* DIRECTIONS FOR THIS TASK: Check each line below for the word "LIVEWELL". Then give only how many lines have it.
* * *
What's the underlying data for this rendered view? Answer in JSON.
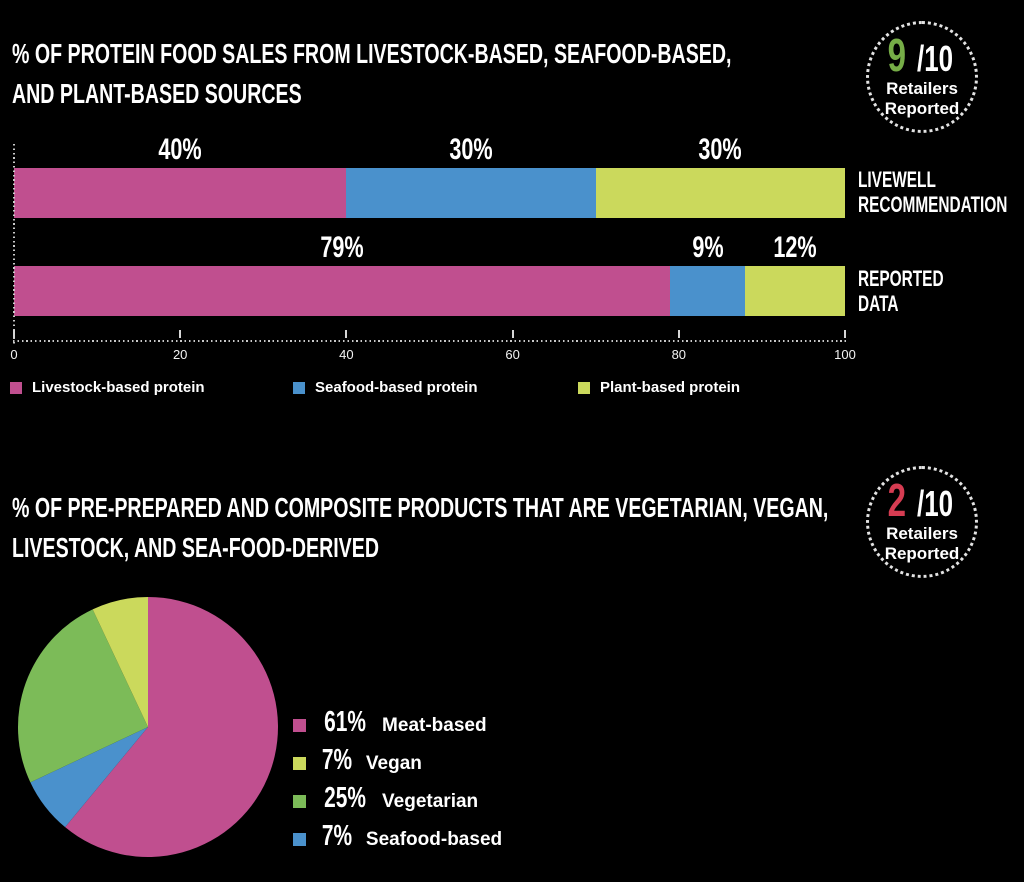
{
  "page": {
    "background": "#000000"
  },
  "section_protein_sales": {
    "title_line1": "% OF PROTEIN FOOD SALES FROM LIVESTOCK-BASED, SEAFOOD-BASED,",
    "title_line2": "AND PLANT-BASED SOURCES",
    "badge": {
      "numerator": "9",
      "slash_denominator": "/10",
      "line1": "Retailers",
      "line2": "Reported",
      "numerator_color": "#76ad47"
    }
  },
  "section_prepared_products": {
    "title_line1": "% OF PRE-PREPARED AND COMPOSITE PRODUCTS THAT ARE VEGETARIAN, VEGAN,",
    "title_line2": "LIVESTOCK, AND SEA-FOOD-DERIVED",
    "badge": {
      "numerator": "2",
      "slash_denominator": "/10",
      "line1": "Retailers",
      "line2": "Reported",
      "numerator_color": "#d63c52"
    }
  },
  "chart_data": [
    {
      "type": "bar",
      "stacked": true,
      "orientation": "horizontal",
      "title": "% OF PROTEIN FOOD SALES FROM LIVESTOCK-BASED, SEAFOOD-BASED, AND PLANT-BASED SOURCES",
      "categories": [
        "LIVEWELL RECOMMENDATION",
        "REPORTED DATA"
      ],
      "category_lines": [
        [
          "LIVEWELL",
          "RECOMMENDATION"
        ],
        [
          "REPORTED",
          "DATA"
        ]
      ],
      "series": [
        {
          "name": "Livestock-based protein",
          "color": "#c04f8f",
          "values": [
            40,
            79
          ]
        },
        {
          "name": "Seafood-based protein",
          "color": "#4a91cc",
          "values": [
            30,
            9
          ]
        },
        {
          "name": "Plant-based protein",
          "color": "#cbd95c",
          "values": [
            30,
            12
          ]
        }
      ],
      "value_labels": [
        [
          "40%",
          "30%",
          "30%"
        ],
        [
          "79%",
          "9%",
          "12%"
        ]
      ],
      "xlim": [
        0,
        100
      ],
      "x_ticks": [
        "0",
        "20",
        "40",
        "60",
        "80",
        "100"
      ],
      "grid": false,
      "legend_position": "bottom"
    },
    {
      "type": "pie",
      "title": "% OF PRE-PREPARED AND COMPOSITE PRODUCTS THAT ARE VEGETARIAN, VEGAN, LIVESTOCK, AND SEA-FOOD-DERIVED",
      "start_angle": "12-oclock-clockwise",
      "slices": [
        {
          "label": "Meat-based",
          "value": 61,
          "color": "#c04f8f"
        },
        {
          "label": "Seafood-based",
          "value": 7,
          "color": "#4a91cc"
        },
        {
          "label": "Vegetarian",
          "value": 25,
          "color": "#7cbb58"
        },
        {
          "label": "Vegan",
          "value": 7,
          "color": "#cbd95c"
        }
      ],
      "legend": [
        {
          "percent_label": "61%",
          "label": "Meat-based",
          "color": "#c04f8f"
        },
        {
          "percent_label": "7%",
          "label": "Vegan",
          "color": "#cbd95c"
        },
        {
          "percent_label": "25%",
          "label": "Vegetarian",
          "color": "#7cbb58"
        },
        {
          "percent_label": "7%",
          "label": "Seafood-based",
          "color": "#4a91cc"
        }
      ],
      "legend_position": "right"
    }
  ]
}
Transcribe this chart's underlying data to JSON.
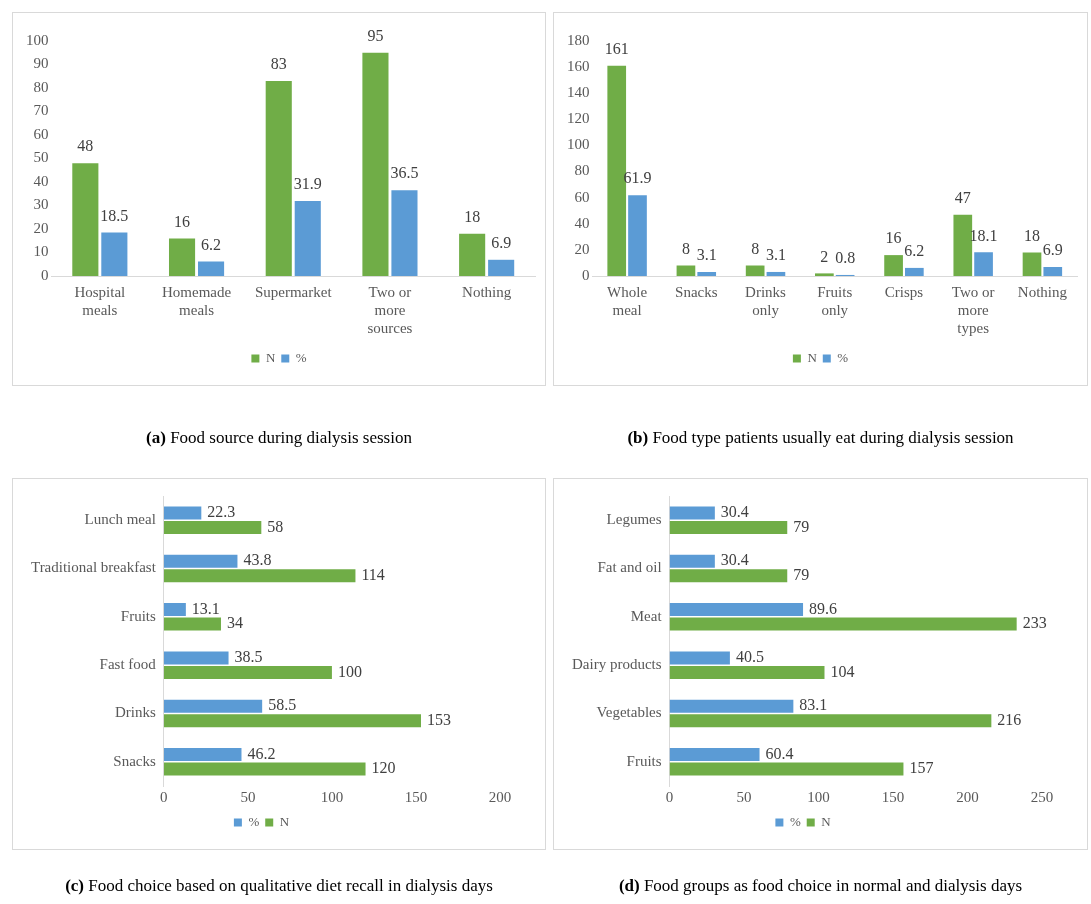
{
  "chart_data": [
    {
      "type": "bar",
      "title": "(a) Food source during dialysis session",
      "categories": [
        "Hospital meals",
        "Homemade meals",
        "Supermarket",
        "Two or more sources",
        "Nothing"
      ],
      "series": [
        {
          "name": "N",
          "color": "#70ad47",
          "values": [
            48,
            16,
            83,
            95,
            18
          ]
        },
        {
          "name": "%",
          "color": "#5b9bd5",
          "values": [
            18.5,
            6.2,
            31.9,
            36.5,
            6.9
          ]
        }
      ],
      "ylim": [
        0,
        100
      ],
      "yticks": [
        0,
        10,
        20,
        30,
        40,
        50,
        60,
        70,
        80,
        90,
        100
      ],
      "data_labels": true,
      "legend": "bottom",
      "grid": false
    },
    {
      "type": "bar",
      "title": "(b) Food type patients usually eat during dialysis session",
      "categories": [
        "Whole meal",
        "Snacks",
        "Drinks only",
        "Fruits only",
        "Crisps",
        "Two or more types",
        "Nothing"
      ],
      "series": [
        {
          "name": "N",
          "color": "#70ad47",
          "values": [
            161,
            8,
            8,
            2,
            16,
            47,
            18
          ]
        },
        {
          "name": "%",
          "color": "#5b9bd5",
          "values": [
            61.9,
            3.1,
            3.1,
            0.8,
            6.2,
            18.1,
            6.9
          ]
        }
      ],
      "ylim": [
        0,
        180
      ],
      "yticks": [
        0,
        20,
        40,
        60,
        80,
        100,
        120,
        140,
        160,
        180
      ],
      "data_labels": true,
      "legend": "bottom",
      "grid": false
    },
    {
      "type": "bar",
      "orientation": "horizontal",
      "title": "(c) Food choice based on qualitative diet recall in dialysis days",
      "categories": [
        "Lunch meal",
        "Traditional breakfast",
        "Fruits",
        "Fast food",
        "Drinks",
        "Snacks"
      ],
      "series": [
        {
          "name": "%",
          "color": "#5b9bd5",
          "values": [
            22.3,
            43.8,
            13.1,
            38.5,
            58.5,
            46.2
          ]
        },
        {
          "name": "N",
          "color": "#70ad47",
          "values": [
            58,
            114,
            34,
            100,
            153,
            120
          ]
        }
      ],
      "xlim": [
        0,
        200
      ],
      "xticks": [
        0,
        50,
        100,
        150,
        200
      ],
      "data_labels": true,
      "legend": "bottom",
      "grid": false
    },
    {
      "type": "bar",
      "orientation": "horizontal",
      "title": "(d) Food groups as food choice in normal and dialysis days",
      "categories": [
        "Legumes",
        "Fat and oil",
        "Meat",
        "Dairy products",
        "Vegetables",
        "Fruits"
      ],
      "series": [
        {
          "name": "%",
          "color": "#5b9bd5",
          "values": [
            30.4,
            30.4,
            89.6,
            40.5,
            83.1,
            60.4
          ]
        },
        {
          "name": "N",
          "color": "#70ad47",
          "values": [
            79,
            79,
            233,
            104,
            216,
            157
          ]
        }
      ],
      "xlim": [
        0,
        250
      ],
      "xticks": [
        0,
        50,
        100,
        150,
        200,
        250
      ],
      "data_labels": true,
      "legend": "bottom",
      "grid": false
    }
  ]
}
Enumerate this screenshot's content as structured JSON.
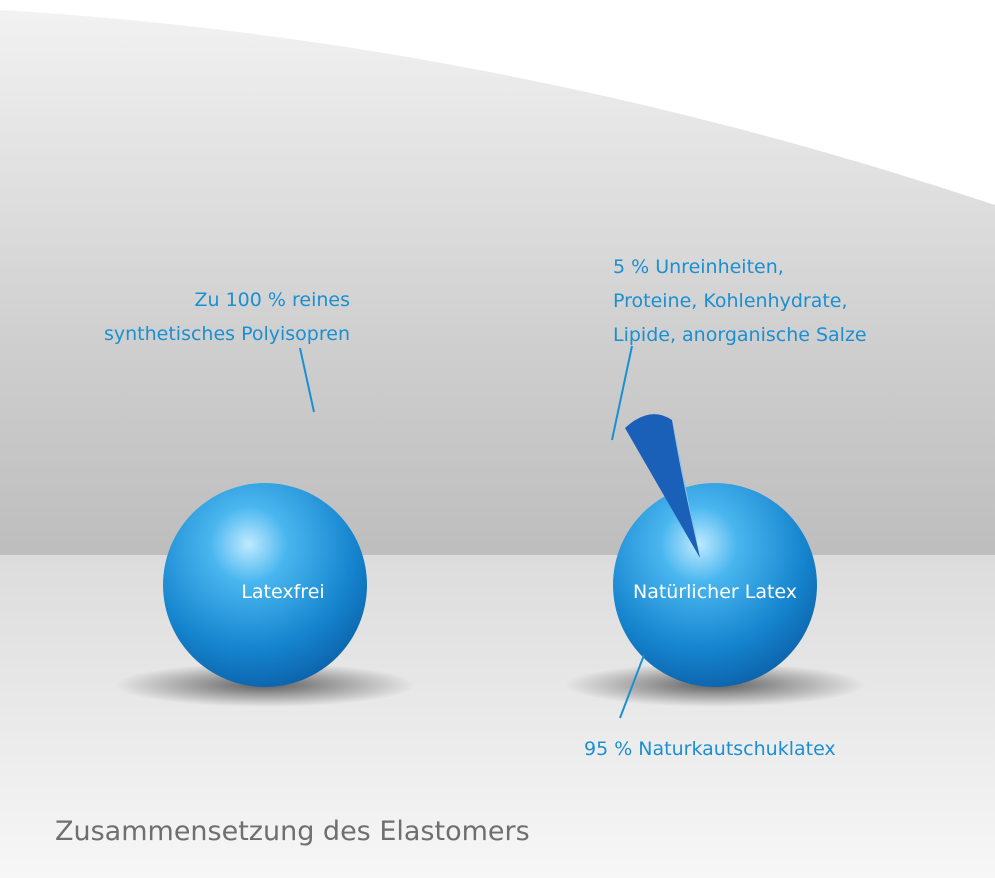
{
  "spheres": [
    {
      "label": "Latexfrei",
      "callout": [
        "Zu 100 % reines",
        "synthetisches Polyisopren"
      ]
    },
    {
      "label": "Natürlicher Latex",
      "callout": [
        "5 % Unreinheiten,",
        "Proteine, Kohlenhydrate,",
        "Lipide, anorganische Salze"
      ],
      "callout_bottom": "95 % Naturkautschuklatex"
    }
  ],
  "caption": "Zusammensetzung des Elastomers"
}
* * *
* ANSWER: 2